Goal → State how many lines of the records contain the string "Sales". Give the number alone.

Data lines →
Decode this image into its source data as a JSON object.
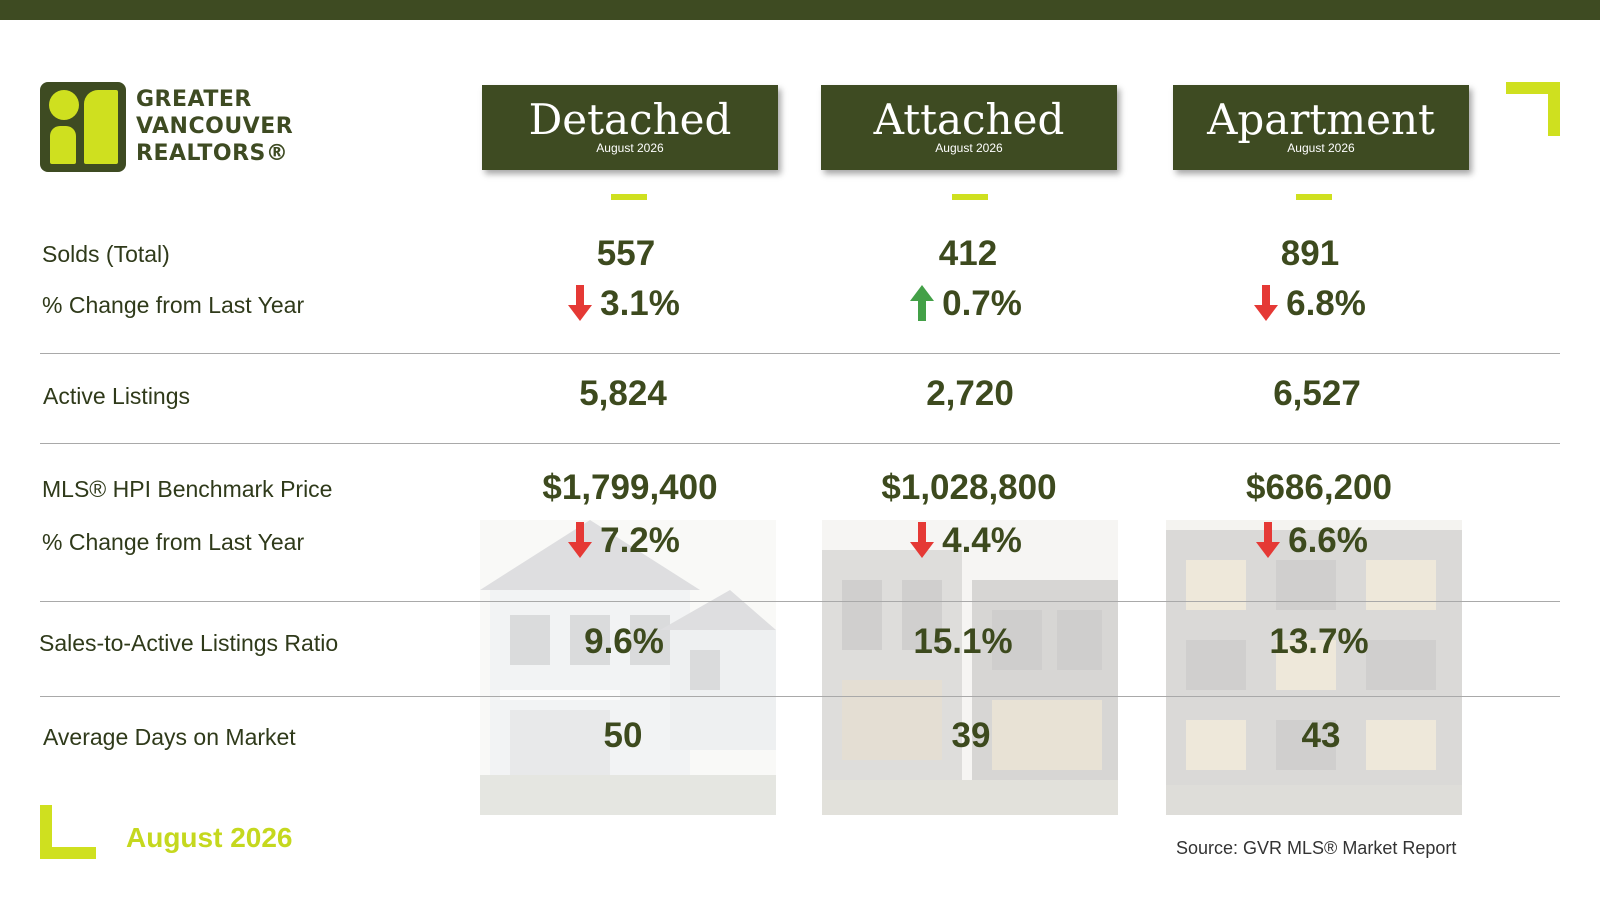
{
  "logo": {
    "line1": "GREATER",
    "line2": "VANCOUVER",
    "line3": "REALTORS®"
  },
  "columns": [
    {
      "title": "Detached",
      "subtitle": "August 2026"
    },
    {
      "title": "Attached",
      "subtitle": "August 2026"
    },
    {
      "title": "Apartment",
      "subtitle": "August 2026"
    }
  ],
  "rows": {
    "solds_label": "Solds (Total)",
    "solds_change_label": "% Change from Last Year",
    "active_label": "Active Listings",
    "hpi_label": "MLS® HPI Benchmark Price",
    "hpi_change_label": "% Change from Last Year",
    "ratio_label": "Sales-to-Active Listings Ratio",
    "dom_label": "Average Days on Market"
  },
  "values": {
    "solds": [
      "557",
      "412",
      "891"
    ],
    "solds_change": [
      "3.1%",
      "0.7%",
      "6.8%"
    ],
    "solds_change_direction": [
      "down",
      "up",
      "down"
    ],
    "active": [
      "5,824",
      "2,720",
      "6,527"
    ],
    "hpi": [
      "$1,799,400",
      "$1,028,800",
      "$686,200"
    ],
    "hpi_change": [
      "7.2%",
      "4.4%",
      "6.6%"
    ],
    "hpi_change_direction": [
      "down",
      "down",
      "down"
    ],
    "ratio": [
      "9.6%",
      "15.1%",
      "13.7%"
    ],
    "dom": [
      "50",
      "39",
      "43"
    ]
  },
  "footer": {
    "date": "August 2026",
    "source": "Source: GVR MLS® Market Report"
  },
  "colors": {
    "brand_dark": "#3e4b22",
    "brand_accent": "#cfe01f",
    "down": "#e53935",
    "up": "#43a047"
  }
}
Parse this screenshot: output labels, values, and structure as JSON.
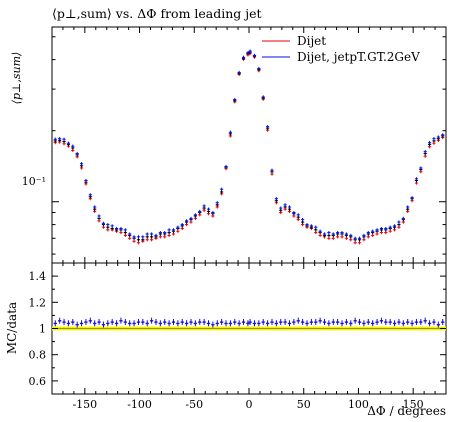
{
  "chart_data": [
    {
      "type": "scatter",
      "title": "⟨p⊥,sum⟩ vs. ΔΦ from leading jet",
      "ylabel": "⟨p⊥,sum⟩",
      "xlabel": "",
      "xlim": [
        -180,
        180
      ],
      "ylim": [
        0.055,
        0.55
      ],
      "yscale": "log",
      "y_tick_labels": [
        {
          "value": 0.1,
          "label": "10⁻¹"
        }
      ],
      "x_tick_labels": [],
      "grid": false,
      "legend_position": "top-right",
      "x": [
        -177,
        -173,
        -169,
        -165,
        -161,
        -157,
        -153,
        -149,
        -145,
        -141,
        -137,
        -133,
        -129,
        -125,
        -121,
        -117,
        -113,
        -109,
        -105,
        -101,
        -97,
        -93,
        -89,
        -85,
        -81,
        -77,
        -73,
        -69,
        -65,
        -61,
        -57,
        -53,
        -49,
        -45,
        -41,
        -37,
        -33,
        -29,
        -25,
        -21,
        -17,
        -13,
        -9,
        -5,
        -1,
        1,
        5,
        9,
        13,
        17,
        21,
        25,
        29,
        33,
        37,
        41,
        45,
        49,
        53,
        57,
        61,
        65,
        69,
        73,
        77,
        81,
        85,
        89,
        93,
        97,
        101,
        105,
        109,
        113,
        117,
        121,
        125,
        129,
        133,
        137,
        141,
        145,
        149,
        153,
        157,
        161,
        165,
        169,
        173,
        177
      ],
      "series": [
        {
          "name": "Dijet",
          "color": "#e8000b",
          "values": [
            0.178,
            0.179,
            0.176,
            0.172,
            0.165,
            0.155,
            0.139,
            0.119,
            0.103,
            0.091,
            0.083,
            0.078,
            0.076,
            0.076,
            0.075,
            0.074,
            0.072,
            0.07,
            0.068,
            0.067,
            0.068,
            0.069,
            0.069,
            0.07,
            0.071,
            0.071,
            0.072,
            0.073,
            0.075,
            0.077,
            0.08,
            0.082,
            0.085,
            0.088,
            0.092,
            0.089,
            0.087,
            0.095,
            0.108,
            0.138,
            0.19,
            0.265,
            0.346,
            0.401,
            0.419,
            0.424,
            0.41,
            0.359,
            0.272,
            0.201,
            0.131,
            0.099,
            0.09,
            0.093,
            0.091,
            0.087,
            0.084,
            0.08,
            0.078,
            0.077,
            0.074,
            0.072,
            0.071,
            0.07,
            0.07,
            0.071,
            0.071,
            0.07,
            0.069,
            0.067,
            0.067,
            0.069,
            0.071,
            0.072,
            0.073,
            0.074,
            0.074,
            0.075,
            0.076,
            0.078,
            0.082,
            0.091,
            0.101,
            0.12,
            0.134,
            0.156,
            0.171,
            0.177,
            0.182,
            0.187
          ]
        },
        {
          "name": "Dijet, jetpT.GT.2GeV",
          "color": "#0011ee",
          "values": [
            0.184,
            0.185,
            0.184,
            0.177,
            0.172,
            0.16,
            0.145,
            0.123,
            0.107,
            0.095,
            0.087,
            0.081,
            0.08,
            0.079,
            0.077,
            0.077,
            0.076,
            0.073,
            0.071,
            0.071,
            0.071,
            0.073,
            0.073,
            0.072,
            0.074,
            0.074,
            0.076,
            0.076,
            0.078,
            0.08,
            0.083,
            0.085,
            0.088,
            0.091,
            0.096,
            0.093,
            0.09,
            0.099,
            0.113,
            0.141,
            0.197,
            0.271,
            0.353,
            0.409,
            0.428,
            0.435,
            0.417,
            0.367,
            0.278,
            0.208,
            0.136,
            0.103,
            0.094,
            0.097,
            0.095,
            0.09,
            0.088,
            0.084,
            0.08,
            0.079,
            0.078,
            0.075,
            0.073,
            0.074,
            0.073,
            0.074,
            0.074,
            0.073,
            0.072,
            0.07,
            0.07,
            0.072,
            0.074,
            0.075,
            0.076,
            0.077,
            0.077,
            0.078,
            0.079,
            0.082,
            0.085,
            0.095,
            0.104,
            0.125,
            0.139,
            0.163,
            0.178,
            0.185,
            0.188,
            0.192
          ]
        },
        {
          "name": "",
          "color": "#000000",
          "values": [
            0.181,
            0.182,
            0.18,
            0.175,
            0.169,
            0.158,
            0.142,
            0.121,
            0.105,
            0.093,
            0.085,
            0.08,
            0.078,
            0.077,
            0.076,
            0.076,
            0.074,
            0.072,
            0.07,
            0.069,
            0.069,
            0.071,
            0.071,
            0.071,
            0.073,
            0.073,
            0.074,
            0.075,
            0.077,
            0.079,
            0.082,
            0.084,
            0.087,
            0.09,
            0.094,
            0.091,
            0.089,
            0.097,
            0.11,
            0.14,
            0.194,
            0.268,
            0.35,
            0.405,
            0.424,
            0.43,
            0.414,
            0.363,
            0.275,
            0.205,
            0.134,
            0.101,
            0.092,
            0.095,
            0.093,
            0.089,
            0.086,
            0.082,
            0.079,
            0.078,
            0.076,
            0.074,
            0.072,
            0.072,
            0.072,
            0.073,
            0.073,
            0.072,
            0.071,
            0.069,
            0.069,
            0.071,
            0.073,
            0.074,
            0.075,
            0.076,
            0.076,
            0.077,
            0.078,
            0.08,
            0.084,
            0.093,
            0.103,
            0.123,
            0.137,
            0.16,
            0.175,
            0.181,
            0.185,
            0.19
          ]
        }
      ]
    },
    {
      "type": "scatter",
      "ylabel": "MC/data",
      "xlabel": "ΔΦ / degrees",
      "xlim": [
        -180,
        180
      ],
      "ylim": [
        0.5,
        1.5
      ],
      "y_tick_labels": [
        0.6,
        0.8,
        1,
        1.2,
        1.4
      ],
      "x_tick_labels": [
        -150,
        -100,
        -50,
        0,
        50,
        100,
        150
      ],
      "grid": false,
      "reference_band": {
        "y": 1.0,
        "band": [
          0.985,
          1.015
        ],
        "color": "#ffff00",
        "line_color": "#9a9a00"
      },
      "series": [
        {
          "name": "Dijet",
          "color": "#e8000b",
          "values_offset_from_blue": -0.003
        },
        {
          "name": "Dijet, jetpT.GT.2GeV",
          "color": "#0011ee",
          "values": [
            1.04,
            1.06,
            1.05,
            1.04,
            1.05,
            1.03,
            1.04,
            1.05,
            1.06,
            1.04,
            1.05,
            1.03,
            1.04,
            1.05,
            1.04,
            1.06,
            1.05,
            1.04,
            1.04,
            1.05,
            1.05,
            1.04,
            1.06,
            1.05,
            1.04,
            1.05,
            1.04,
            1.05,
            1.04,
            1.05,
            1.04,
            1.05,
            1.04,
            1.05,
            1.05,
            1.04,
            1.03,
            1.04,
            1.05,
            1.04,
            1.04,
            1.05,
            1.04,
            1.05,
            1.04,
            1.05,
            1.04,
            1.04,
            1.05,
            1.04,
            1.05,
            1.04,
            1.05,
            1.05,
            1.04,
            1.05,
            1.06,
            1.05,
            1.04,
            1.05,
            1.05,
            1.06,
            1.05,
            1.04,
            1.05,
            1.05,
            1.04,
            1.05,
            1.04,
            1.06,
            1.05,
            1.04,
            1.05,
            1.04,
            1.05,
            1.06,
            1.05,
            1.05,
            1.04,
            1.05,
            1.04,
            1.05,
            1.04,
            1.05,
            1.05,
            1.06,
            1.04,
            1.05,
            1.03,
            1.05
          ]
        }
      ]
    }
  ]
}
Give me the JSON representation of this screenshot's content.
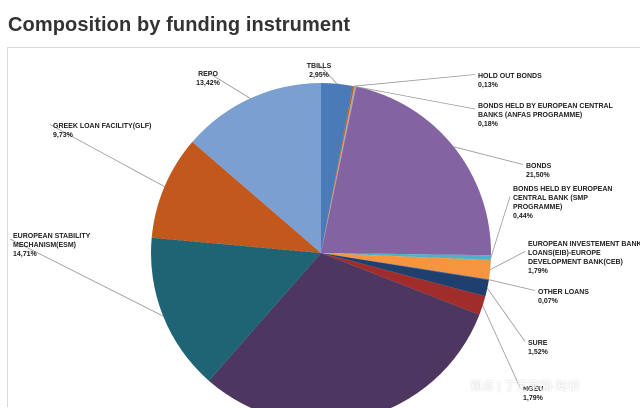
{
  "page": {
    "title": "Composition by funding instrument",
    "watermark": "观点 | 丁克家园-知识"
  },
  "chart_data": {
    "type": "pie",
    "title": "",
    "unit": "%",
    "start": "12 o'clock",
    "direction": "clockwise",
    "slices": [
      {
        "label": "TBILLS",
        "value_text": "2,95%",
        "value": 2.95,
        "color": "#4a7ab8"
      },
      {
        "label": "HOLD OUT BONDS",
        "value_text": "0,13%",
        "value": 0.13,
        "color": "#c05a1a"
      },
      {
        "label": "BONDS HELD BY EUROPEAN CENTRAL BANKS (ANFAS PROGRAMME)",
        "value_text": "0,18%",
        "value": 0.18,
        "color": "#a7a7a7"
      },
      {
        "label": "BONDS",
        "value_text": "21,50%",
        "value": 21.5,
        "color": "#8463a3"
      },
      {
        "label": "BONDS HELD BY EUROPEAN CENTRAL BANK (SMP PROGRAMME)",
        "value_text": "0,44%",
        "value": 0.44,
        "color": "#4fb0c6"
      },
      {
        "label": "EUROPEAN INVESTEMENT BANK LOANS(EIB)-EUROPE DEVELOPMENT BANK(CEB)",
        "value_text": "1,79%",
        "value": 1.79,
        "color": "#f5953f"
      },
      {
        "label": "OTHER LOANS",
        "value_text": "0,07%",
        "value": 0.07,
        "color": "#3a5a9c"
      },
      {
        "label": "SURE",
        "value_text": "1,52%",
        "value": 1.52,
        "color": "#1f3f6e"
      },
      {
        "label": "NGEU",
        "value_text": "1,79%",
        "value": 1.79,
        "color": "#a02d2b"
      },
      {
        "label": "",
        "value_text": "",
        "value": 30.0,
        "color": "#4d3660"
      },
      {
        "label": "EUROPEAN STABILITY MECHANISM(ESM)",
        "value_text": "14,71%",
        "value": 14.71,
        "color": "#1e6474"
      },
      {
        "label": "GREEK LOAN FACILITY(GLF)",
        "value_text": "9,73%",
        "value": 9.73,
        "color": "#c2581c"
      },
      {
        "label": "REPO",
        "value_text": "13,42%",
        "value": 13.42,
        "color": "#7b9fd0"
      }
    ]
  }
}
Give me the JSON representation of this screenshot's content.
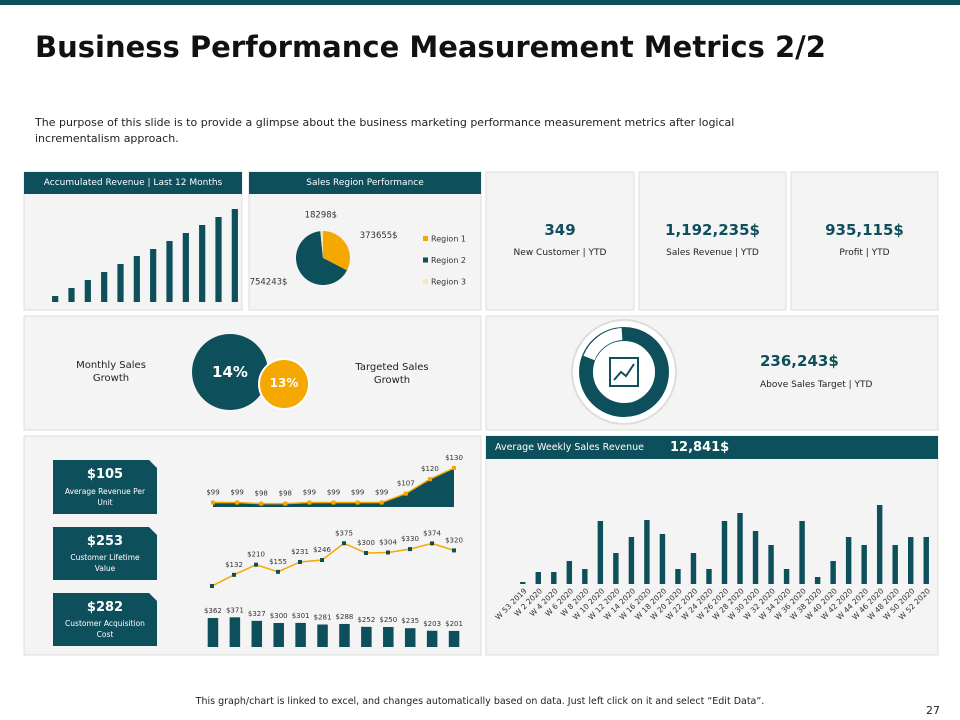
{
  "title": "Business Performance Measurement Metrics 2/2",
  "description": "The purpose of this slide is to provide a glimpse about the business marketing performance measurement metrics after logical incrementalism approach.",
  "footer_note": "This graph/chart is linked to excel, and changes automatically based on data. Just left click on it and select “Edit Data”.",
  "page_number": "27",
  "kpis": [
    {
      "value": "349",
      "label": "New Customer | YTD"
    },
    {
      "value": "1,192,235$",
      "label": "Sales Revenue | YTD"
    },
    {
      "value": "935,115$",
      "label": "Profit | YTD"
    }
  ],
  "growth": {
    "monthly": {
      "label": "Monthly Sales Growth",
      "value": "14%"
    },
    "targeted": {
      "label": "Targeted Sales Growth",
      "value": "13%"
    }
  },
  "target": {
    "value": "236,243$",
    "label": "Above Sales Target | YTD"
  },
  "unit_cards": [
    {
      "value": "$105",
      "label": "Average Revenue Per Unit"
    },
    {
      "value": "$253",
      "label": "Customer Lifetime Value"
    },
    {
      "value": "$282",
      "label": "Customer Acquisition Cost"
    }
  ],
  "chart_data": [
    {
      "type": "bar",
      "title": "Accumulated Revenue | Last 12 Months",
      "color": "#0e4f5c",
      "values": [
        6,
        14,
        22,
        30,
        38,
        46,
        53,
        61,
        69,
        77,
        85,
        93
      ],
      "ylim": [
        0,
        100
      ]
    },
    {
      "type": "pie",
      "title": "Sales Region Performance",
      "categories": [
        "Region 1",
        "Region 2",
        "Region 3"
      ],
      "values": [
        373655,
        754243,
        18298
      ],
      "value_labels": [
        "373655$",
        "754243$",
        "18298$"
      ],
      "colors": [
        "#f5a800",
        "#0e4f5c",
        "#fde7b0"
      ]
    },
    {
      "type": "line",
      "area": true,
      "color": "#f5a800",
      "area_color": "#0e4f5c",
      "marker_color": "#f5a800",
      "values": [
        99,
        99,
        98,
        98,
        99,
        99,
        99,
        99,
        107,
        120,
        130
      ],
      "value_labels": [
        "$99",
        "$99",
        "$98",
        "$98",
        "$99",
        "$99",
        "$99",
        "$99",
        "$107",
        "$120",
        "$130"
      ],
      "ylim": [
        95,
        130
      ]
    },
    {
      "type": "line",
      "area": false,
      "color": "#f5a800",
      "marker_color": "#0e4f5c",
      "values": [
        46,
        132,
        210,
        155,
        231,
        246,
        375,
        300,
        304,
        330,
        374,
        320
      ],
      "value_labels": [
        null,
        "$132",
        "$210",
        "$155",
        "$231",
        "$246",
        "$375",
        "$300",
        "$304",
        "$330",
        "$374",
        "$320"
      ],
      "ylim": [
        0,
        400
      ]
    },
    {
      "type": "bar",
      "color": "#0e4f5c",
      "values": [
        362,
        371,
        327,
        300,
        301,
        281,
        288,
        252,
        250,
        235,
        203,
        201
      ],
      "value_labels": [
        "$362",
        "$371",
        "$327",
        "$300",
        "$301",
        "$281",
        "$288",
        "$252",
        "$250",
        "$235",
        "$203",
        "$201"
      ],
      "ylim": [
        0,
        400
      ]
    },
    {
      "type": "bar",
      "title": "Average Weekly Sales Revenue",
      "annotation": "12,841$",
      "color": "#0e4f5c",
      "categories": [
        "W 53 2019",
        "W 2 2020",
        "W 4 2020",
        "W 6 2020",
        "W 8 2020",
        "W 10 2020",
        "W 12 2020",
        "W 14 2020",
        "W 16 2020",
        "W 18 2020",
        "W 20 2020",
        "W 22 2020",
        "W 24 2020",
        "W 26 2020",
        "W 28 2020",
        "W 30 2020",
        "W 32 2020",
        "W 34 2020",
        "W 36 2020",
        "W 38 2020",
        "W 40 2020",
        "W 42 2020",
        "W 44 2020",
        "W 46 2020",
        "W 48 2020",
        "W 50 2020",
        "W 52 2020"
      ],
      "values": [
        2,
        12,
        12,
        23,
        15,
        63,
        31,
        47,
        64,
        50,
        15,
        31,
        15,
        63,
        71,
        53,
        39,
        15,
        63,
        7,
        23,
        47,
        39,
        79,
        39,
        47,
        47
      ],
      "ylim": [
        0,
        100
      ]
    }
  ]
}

Exercise result → 7